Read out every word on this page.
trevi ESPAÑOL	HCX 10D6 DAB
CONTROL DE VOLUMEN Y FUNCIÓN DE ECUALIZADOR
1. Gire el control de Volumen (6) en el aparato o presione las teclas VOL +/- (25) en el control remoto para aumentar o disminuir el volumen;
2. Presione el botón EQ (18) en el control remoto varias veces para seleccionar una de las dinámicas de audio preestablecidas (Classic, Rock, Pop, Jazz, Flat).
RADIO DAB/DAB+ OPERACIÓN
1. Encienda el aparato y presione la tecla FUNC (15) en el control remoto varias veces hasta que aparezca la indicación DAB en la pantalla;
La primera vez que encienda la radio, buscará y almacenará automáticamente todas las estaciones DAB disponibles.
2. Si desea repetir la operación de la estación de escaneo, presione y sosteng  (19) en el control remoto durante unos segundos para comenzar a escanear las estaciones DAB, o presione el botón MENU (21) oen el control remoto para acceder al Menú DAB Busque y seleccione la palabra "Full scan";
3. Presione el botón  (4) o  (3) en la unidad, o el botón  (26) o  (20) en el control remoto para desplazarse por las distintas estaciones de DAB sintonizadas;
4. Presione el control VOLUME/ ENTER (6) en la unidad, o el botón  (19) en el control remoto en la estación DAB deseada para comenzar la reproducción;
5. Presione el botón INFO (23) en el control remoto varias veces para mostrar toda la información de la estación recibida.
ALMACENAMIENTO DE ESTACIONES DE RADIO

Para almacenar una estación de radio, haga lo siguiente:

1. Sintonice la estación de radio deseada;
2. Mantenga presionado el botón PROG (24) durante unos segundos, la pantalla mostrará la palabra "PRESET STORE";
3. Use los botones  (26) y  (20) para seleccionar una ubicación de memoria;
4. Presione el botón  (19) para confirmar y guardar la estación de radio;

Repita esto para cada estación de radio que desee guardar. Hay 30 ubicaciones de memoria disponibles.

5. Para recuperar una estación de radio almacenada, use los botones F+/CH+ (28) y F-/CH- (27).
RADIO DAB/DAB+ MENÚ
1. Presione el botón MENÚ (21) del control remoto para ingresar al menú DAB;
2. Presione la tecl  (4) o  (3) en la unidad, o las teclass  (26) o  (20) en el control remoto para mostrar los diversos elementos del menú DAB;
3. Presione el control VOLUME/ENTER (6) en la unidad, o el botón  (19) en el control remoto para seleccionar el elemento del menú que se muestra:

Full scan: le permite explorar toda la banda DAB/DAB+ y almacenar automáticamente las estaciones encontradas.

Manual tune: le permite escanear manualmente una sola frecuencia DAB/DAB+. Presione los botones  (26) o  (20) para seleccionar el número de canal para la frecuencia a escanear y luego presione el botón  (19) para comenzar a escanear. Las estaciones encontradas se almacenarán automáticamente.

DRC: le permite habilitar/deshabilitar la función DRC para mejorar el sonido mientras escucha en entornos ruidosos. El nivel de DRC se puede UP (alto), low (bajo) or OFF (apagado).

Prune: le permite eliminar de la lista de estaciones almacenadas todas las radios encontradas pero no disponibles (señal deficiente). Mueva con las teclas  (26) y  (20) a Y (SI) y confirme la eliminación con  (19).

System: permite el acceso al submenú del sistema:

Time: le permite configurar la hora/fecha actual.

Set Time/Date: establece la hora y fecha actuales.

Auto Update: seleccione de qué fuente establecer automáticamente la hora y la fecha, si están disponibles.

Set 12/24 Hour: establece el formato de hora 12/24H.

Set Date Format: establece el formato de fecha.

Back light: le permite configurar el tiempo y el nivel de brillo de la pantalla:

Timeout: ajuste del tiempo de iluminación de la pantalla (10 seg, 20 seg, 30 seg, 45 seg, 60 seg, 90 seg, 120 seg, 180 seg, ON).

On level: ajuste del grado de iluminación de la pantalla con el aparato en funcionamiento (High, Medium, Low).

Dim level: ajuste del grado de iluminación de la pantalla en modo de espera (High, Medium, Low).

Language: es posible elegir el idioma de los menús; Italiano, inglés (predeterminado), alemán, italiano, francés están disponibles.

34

□ □ □ □

> _WRITTEN EXERCISE_:
Identify all lines where the word "tiempo" shows up. Copy them.

> _OUTPUT_:
Back light: le permite configurar el tiempo y el nivel de brillo de la pantalla:
Timeout: ajuste del tiempo de iluminación de la pantalla (10 seg, 20 seg, 30 seg, 45 seg, 60 seg, 90 seg, 120 seg, 180 seg, ON).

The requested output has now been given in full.